== Instructions to follow ==
The records below are to be repeated in full, exactly as they are.

[Records about charts and figures]

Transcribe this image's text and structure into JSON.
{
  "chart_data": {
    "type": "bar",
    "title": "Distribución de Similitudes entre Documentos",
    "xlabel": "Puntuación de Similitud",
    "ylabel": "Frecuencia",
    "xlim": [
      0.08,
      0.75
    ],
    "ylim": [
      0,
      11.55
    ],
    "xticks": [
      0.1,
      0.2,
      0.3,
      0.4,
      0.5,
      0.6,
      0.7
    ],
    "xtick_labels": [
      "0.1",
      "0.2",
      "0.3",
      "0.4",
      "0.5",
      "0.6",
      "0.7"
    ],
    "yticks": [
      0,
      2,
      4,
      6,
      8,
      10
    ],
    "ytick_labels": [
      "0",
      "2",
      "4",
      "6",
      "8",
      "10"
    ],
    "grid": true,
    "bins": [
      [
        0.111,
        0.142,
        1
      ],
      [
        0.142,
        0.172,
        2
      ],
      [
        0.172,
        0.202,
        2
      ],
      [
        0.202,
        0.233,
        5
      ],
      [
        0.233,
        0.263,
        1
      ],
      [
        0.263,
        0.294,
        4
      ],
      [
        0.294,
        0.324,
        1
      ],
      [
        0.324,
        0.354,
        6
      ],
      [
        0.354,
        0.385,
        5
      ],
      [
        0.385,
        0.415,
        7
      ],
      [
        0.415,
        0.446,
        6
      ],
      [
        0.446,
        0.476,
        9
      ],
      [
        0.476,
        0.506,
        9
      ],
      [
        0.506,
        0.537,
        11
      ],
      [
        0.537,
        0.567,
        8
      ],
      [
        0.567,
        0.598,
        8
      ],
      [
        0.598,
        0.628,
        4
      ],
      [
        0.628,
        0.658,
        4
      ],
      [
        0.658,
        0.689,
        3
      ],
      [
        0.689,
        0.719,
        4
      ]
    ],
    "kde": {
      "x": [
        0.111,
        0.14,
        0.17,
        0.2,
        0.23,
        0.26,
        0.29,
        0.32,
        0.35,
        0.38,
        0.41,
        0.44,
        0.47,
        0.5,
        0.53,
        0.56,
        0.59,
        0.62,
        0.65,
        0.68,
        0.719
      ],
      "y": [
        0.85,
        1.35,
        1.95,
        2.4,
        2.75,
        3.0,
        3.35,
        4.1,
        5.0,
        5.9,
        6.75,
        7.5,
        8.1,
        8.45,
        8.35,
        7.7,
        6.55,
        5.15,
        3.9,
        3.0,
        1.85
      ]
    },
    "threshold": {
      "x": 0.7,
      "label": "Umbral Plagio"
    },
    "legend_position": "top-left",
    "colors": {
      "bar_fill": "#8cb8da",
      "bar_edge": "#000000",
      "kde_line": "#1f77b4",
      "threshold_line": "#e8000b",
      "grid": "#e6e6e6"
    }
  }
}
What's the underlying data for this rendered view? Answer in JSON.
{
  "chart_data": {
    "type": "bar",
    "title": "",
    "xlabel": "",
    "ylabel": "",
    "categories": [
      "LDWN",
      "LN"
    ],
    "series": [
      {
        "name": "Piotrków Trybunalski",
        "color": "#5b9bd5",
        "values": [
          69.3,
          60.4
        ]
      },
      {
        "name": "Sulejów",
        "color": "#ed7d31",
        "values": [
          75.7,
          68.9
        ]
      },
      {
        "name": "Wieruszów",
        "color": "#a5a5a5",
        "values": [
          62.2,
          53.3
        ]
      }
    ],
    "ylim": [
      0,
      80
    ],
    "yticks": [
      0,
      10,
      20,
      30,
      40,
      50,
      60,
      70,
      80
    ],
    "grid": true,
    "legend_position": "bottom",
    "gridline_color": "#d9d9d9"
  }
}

== Result below ==
Transcribe this image's text and structure into JSON.
{
  "chart_data": {
    "type": "bar",
    "title": "Distribución de Similitudes entre Documentos",
    "xlabel": "Puntuación de Similitud",
    "ylabel": "Frecuencia",
    "xlim": [
      0.08,
      0.75
    ],
    "ylim": [
      0,
      11.55
    ],
    "xticks": [
      0.1,
      0.2,
      0.3,
      0.4,
      0.5,
      0.6,
      0.7
    ],
    "xtick_labels": [
      "0.1",
      "0.2",
      "0.3",
      "0.4",
      "0.5",
      "0.6",
      "0.7"
    ],
    "yticks": [
      0,
      2,
      4,
      6,
      8,
      10
    ],
    "ytick_labels": [
      "0",
      "2",
      "4",
      "6",
      "8",
      "10"
    ],
    "grid": true,
    "bins": [
      [
        0.111,
        0.142,
        1
      ],
      [
        0.142,
        0.172,
        2
      ],
      [
        0.172,
        0.202,
        2
      ],
      [
        0.202,
        0.233,
        5
      ],
      [
        0.233,
        0.263,
        1
      ],
      [
        0.263,
        0.294,
        4
      ],
      [
        0.294,
        0.324,
        1
      ],
      [
        0.324,
        0.354,
        6
      ],
      [
        0.354,
        0.385,
        5
      ],
      [
        0.385,
        0.415,
        7
      ],
      [
        0.415,
        0.446,
        6
      ],
      [
        0.446,
        0.476,
        9
      ],
      [
        0.476,
        0.506,
        9
      ],
      [
        0.506,
        0.537,
        11
      ],
      [
        0.537,
        0.567,
        8
      ],
      [
        0.567,
        0.598,
        8
      ],
      [
        0.598,
        0.628,
        4
      ],
      [
        0.628,
        0.658,
        4
      ],
      [
        0.658,
        0.689,
        3
      ],
      [
        0.689,
        0.719,
        4
      ]
    ],
    "kde": {
      "x": [
        0.111,
        0.14,
        0.17,
        0.2,
        0.23,
        0.26,
        0.29,
        0.32,
        0.35,
        0.38,
        0.41,
        0.44,
        0.47,
        0.5,
        0.53,
        0.56,
        0.59,
        0.62,
        0.65,
        0.68,
        0.719
      ],
      "y": [
        0.85,
        1.35,
        1.95,
        2.4,
        2.75,
        3.0,
        3.35,
        4.1,
        5.0,
        5.9,
        6.75,
        7.5,
        8.1,
        8.45,
        8.35,
        7.7,
        6.55,
        5.15,
        3.9,
        3.0,
        1.85
      ]
    },
    "threshold": {
      "x": 0.7,
      "label": "Umbral Plagio"
    },
    "legend_position": "top-left",
    "colors": {
      "bar_fill": "#8cb8da",
      "bar_edge": "#000000",
      "kde_line": "#1f77b4",
      "threshold_line": "#e8000b",
      "grid": "#e6e6e6"
    }
  }
}
What's the underlying data for this rendered view? Answer in JSON.
{
  "chart_data": {
    "type": "bar",
    "title": "",
    "xlabel": "",
    "ylabel": "",
    "categories": [
      "LDWN",
      "LN"
    ],
    "series": [
      {
        "name": "Piotrków Trybunalski",
        "color": "#5b9bd5",
        "values": [
          69.3,
          60.4
        ]
      },
      {
        "name": "Sulejów",
        "color": "#ed7d31",
        "values": [
          75.7,
          68.9
        ]
      },
      {
        "name": "Wieruszów",
        "color": "#a5a5a5",
        "values": [
          62.2,
          53.3
        ]
      }
    ],
    "ylim": [
      0,
      80
    ],
    "yticks": [
      0,
      10,
      20,
      30,
      40,
      50,
      60,
      70,
      80
    ],
    "grid": true,
    "legend_position": "bottom",
    "gridline_color": "#d9d9d9"
  }
}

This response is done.